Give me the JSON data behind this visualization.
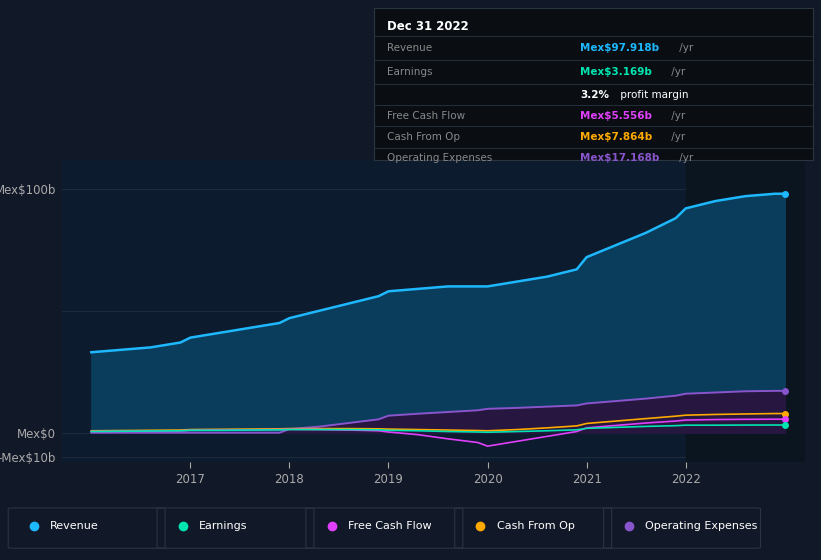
{
  "bg_color": "#111827",
  "plot_bg_color": "#0d1b2e",
  "highlight_bg": "#0a1520",
  "grid_color": "#1e3040",
  "title_date": "Dec 31 2022",
  "ylabel_top": "Mex$100b",
  "ylabel_mid": "Mex$0",
  "ylabel_bot": "-Mex$10b",
  "ylim": [
    -12,
    112
  ],
  "xticks": [
    2017,
    2018,
    2019,
    2020,
    2021,
    2022
  ],
  "xlim_start": 2015.7,
  "xlim_end": 2023.2,
  "years": [
    2016.0,
    2016.3,
    2016.6,
    2016.9,
    2017.0,
    2017.3,
    2017.6,
    2017.9,
    2018.0,
    2018.3,
    2018.6,
    2018.9,
    2019.0,
    2019.3,
    2019.6,
    2019.9,
    2020.0,
    2020.3,
    2020.6,
    2020.9,
    2021.0,
    2021.3,
    2021.6,
    2021.9,
    2022.0,
    2022.3,
    2022.6,
    2022.9,
    2023.0
  ],
  "revenue": [
    33,
    34,
    35,
    37,
    39,
    41,
    43,
    45,
    47,
    50,
    53,
    56,
    58,
    59,
    60,
    60,
    60,
    62,
    64,
    67,
    72,
    77,
    82,
    88,
    92,
    95,
    97,
    98,
    98
  ],
  "earnings": [
    0.5,
    0.6,
    0.7,
    0.8,
    1.0,
    1.0,
    1.1,
    1.2,
    1.3,
    1.3,
    1.3,
    1.2,
    1.0,
    0.8,
    0.5,
    0.3,
    0.2,
    0.5,
    0.8,
    1.2,
    1.8,
    2.2,
    2.6,
    2.9,
    3.1,
    3.1,
    3.15,
    3.169,
    3.169
  ],
  "free_cash_flow": [
    0.5,
    0.6,
    0.7,
    0.8,
    1.0,
    1.1,
    1.2,
    1.3,
    1.4,
    1.3,
    1.1,
    0.8,
    0.3,
    -0.8,
    -2.5,
    -4.0,
    -5.5,
    -3.5,
    -1.5,
    0.5,
    2.0,
    3.0,
    4.0,
    4.8,
    5.2,
    5.4,
    5.5,
    5.556,
    5.556
  ],
  "cash_from_op": [
    0.8,
    0.9,
    1.0,
    1.1,
    1.3,
    1.4,
    1.5,
    1.6,
    1.7,
    1.7,
    1.7,
    1.6,
    1.5,
    1.3,
    1.1,
    0.9,
    0.8,
    1.3,
    2.0,
    2.8,
    3.8,
    4.8,
    5.8,
    6.8,
    7.2,
    7.5,
    7.7,
    7.864,
    7.864
  ],
  "op_expenses": [
    0,
    0,
    0,
    0,
    0,
    0,
    0,
    0,
    1.5,
    2.5,
    4.0,
    5.5,
    7.0,
    7.8,
    8.5,
    9.2,
    9.8,
    10.2,
    10.7,
    11.2,
    12.0,
    13.0,
    14.0,
    15.2,
    16.0,
    16.5,
    17.0,
    17.168,
    17.168
  ],
  "revenue_color": "#1eb8ff",
  "revenue_fill": "#0a3d5c",
  "earnings_color": "#00e5b0",
  "fcf_color": "#e040fb",
  "cashop_color": "#ffaa00",
  "opex_color": "#8855cc",
  "opex_fill": "#261640",
  "highlight_x": 2022.0,
  "infobox_label_color": "#888888",
  "infobox_val_color_revenue": "#1eb8ff",
  "infobox_val_color_earnings": "#00e5b0",
  "infobox_val_color_fcf": "#e040fb",
  "infobox_val_color_cashop": "#ffaa00",
  "infobox_val_color_opex": "#8855cc",
  "legend_entries": [
    {
      "label": "Revenue",
      "color": "#1eb8ff"
    },
    {
      "label": "Earnings",
      "color": "#00e5b0"
    },
    {
      "label": "Free Cash Flow",
      "color": "#e040fb"
    },
    {
      "label": "Cash From Op",
      "color": "#ffaa00"
    },
    {
      "label": "Operating Expenses",
      "color": "#8855cc"
    }
  ]
}
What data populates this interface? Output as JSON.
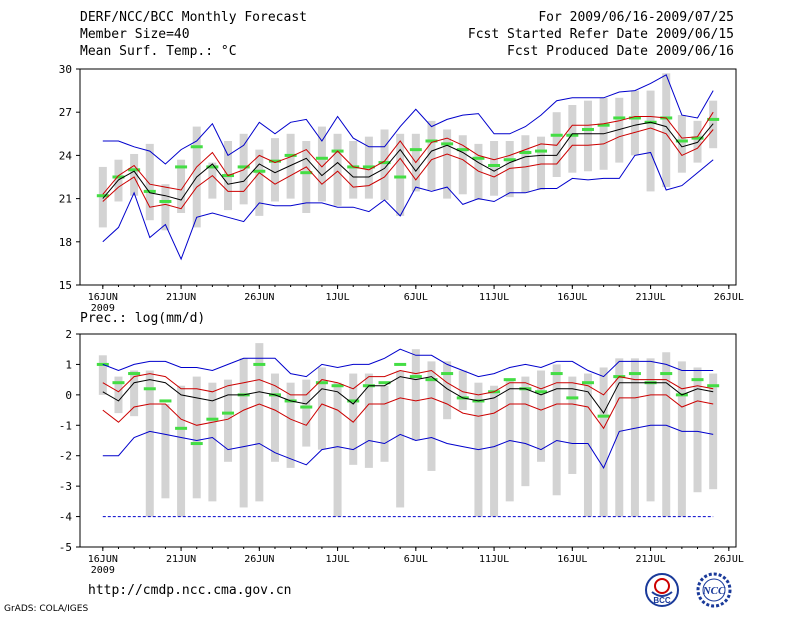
{
  "header": {
    "title": "DERF/NCC/BCC Monthly Forecast",
    "member_size": "Member Size=40",
    "variable": "Mean Surf. Temp.: °C",
    "period": "For 2009/06/16-2009/07/25",
    "refer_date": "Fcst Started Refer Date 2009/06/15",
    "produced_date": "Fcst Produced Date 2009/06/16"
  },
  "footer": {
    "url": "http://cmdp.ncc.cma.gov.cn",
    "grads": "GrADS: COLA/IGES",
    "logo_bcc": "BCC",
    "logo_ncc": "NCC"
  },
  "colors": {
    "box": "#d3d3d3",
    "mean": "#000000",
    "spread": "#cc0000",
    "extreme": "#0000cc",
    "obs": "#44dd44"
  },
  "chart_data": [
    {
      "type": "box-ensemble",
      "title": "Mean Surf. Temp.: °C",
      "x_tick_labels": [
        "16JUN",
        "21JUN",
        "26JUN",
        "1JUL",
        "6JUL",
        "11JUL",
        "16JUL",
        "21JUL",
        "26JUL"
      ],
      "x_year_label": "2009",
      "xlim": [
        0,
        40
      ],
      "ylim": [
        15,
        30
      ],
      "y_ticks": [
        15,
        18,
        21,
        24,
        27,
        30
      ],
      "days": 40,
      "box_low": [
        19.0,
        20.8,
        21.2,
        19.5,
        18.8,
        20.0,
        19.0,
        21.0,
        20.2,
        20.6,
        19.8,
        20.8,
        21.0,
        20.0,
        20.8,
        20.5,
        21.0,
        21.0,
        20.9,
        19.8,
        21.5,
        21.6,
        21.0,
        21.3,
        20.9,
        21.2,
        21.1,
        21.4,
        21.6,
        22.5,
        22.8,
        22.9,
        23.0,
        23.5,
        24.0,
        21.5,
        21.8,
        22.8,
        23.5,
        24.5
      ],
      "box_high": [
        23.2,
        23.7,
        24.1,
        24.8,
        22.0,
        23.7,
        26.0,
        23.5,
        25.0,
        25.5,
        24.4,
        25.2,
        25.5,
        25.0,
        26.0,
        25.5,
        25.0,
        25.3,
        25.8,
        25.5,
        25.5,
        26.4,
        25.8,
        25.4,
        24.8,
        25.0,
        25.0,
        25.4,
        25.3,
        27.0,
        27.5,
        27.8,
        28.0,
        28.0,
        28.5,
        28.5,
        29.7,
        26.8,
        26.4,
        27.8
      ],
      "obs": [
        21.2,
        22.5,
        23.0,
        21.5,
        20.8,
        23.2,
        24.6,
        23.2,
        22.6,
        23.2,
        22.9,
        23.6,
        24.0,
        22.8,
        23.8,
        24.3,
        23.2,
        23.2,
        23.5,
        22.5,
        24.4,
        25.0,
        24.8,
        24.4,
        23.8,
        23.3,
        23.7,
        24.2,
        24.3,
        25.4,
        25.4,
        25.8,
        26.1,
        26.6,
        26.6,
        26.3,
        26.6,
        25.0,
        25.2,
        26.5
      ],
      "series": [
        {
          "name": "max",
          "color": "extreme",
          "values": [
            25.0,
            25.0,
            24.6,
            24.3,
            23.4,
            24.4,
            25.0,
            26.2,
            24.0,
            24.7,
            26.3,
            25.5,
            26.3,
            26.5,
            25.0,
            26.7,
            25.2,
            24.6,
            24.6,
            26.0,
            27.2,
            26.0,
            26.5,
            26.8,
            26.9,
            25.5,
            25.5,
            26.0,
            26.8,
            27.8,
            28.0,
            28.0,
            28.0,
            28.4,
            28.5,
            29.0,
            29.6,
            26.8,
            26.6,
            28.5
          ]
        },
        {
          "name": "upper",
          "color": "spread",
          "values": [
            21.3,
            22.6,
            23.3,
            22.0,
            21.8,
            21.6,
            23.2,
            24.2,
            22.6,
            23.0,
            24.0,
            23.5,
            23.9,
            24.4,
            23.2,
            24.3,
            23.2,
            23.0,
            23.6,
            25.0,
            23.5,
            24.9,
            25.2,
            24.7,
            24.0,
            23.7,
            24.0,
            24.4,
            24.8,
            24.7,
            26.1,
            26.1,
            26.2,
            26.4,
            26.7,
            26.7,
            26.6,
            25.2,
            25.3,
            27.0
          ]
        },
        {
          "name": "mean",
          "color": "mean",
          "values": [
            21.0,
            22.3,
            22.9,
            21.4,
            21.2,
            20.9,
            22.5,
            23.4,
            22.0,
            22.2,
            23.4,
            22.8,
            23.3,
            23.8,
            22.6,
            23.5,
            22.5,
            22.5,
            23.1,
            24.4,
            22.9,
            24.3,
            24.7,
            24.2,
            23.5,
            22.9,
            23.5,
            23.9,
            24.0,
            24.0,
            25.5,
            25.5,
            25.5,
            25.8,
            26.1,
            26.3,
            26.0,
            24.6,
            24.9,
            26.2
          ]
        },
        {
          "name": "lower",
          "color": "spread",
          "values": [
            20.8,
            21.8,
            22.5,
            20.4,
            20.6,
            20.3,
            21.8,
            22.6,
            21.5,
            21.5,
            22.8,
            22.0,
            22.6,
            23.2,
            22.0,
            22.9,
            21.8,
            21.9,
            22.5,
            23.8,
            22.3,
            23.7,
            24.1,
            23.7,
            22.9,
            22.5,
            23.1,
            23.2,
            23.4,
            23.4,
            24.7,
            24.7,
            24.8,
            25.3,
            25.6,
            25.9,
            25.5,
            24.0,
            24.5,
            25.8
          ]
        },
        {
          "name": "min",
          "color": "extreme",
          "values": [
            18.0,
            19.0,
            21.4,
            18.3,
            19.2,
            16.8,
            19.7,
            20.0,
            19.7,
            19.4,
            20.7,
            20.5,
            20.5,
            20.7,
            20.7,
            20.4,
            20.4,
            20.1,
            20.9,
            19.8,
            21.8,
            21.5,
            21.8,
            20.6,
            21.0,
            20.8,
            21.4,
            21.4,
            21.7,
            21.7,
            22.4,
            22.3,
            22.4,
            22.4,
            24.0,
            24.2,
            21.6,
            21.9,
            22.8,
            23.7
          ]
        }
      ]
    },
    {
      "type": "box-ensemble",
      "title": "Prec.: log(mm/d)",
      "x_tick_labels": [
        "16JUN",
        "21JUN",
        "26JUN",
        "1JUL",
        "6JUL",
        "11JUL",
        "16JUL",
        "21JUL",
        "26JUL"
      ],
      "x_year_label": "2009",
      "xlim": [
        0,
        40
      ],
      "ylim": [
        -5,
        2
      ],
      "y_ticks": [
        -5,
        -4,
        -3,
        -2,
        -1,
        0,
        1,
        2
      ],
      "days": 40,
      "box_low": [
        0.0,
        -0.6,
        -0.7,
        -4.0,
        -3.4,
        -4.0,
        -3.4,
        -3.5,
        -2.2,
        -3.7,
        -3.5,
        -2.2,
        -2.4,
        -1.7,
        -1.8,
        -4.0,
        -2.3,
        -2.4,
        -2.2,
        -3.7,
        -1.5,
        -2.5,
        -0.8,
        -0.5,
        -4.0,
        -4.0,
        -3.5,
        -3.0,
        -2.2,
        -3.3,
        -2.6,
        -4.0,
        -4.0,
        -4.0,
        -4.0,
        -3.5,
        -4.0,
        -4.0,
        -3.2,
        -3.1
      ],
      "box_high": [
        1.3,
        0.6,
        0.8,
        0.8,
        -0.3,
        0.3,
        0.6,
        0.4,
        0.5,
        1.2,
        1.7,
        0.7,
        0.4,
        0.5,
        0.9,
        0.4,
        0.7,
        0.7,
        0.3,
        0.8,
        1.5,
        1.1,
        1.1,
        0.8,
        0.4,
        0.3,
        0.5,
        0.6,
        0.8,
        1.0,
        0.6,
        0.7,
        0.9,
        1.2,
        1.2,
        1.2,
        1.4,
        1.1,
        0.9,
        0.7
      ],
      "obs": [
        1.0,
        0.4,
        0.7,
        0.2,
        -0.2,
        -1.1,
        -1.6,
        -0.8,
        -0.6,
        0.0,
        1.0,
        0.0,
        -0.2,
        -0.4,
        0.4,
        0.3,
        -0.2,
        0.3,
        0.4,
        1.0,
        0.6,
        0.5,
        0.7,
        -0.1,
        -0.2,
        0.1,
        0.5,
        0.2,
        0.1,
        0.7,
        -0.1,
        0.4,
        -0.7,
        0.6,
        0.7,
        0.4,
        0.7,
        0.0,
        0.5,
        0.3
      ],
      "series": [
        {
          "name": "max",
          "color": "extreme",
          "values": [
            1.0,
            0.8,
            1.0,
            1.1,
            1.1,
            0.9,
            0.9,
            0.8,
            1.0,
            1.2,
            1.2,
            1.2,
            0.7,
            0.6,
            1.0,
            0.9,
            1.0,
            1.0,
            1.2,
            1.5,
            1.3,
            1.3,
            1.0,
            0.8,
            0.6,
            0.7,
            0.9,
            1.0,
            0.9,
            1.1,
            1.1,
            0.8,
            0.6,
            1.1,
            1.1,
            1.1,
            1.0,
            0.8,
            0.8,
            0.8
          ]
        },
        {
          "name": "upper",
          "color": "spread",
          "values": [
            0.4,
            0.1,
            0.6,
            0.7,
            0.6,
            0.2,
            0.2,
            0.1,
            0.3,
            0.4,
            0.5,
            0.3,
            0.0,
            0.0,
            0.5,
            0.4,
            0.2,
            0.6,
            0.6,
            0.8,
            0.7,
            0.8,
            0.4,
            0.1,
            0.0,
            0.1,
            0.4,
            0.4,
            0.2,
            0.4,
            0.4,
            0.3,
            0.0,
            0.6,
            0.5,
            0.5,
            0.5,
            0.2,
            0.3,
            0.2
          ]
        },
        {
          "name": "mean",
          "color": "mean",
          "values": [
            0.1,
            -0.2,
            0.4,
            0.5,
            0.4,
            0.0,
            -0.1,
            -0.2,
            0.0,
            0.0,
            0.1,
            0.0,
            -0.2,
            -0.3,
            0.2,
            0.1,
            -0.3,
            0.3,
            0.3,
            0.6,
            0.5,
            0.6,
            0.2,
            -0.1,
            -0.2,
            -0.1,
            0.2,
            0.2,
            0.0,
            0.2,
            0.2,
            0.1,
            -0.6,
            0.4,
            0.4,
            0.4,
            0.4,
            0.0,
            0.2,
            0.1
          ]
        },
        {
          "name": "lower",
          "color": "spread",
          "values": [
            -0.5,
            -0.9,
            -0.4,
            -0.3,
            -0.3,
            -0.8,
            -1.0,
            -0.9,
            -0.8,
            -0.5,
            -0.3,
            -0.5,
            -0.8,
            -1.0,
            -0.3,
            -0.5,
            -0.9,
            -0.3,
            -0.3,
            -0.1,
            -0.2,
            -0.1,
            -0.3,
            -0.6,
            -0.7,
            -0.6,
            -0.3,
            -0.3,
            -0.5,
            -0.3,
            -0.3,
            -0.4,
            -1.1,
            -0.1,
            -0.1,
            0.0,
            0.0,
            -0.4,
            -0.2,
            -0.3
          ]
        },
        {
          "name": "min",
          "color": "extreme",
          "values": [
            -2.0,
            -2.0,
            -1.4,
            -1.2,
            -1.3,
            -1.4,
            -1.5,
            -1.4,
            -1.8,
            -1.7,
            -1.6,
            -1.9,
            -2.1,
            -2.3,
            -1.8,
            -1.7,
            -1.8,
            -1.5,
            -1.6,
            -1.3,
            -1.5,
            -1.4,
            -1.6,
            -1.7,
            -1.8,
            -1.7,
            -1.5,
            -1.6,
            -1.8,
            -1.5,
            -1.6,
            -1.6,
            -2.4,
            -1.2,
            -1.1,
            -1.0,
            -1.0,
            -1.2,
            -1.2,
            -1.3
          ]
        },
        {
          "name": "floor",
          "color": "extreme",
          "values": [
            -4.0,
            -4.0,
            -4.0,
            -4.0,
            -4.0,
            -4.0,
            -4.0,
            -4.0,
            -4.0,
            -4.0,
            -4.0,
            -4.0,
            -4.0,
            -4.0,
            -4.0,
            -4.0,
            -4.0,
            -4.0,
            -4.0,
            -4.0,
            -4.0,
            -4.0,
            -4.0,
            -4.0,
            -4.0,
            -4.0,
            -4.0,
            -4.0,
            -4.0,
            -4.0,
            -4.0,
            -4.0,
            -4.0,
            -4.0,
            -4.0,
            -4.0,
            -4.0,
            -4.0,
            -4.0,
            -4.0
          ]
        }
      ]
    }
  ]
}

_Problem statement_
Copy out the lines that hold "Temp".

_Result of this task_
    "variable": "Mean Surf. Temp.: °C",
      "title": "Mean Surf. Temp.: °C",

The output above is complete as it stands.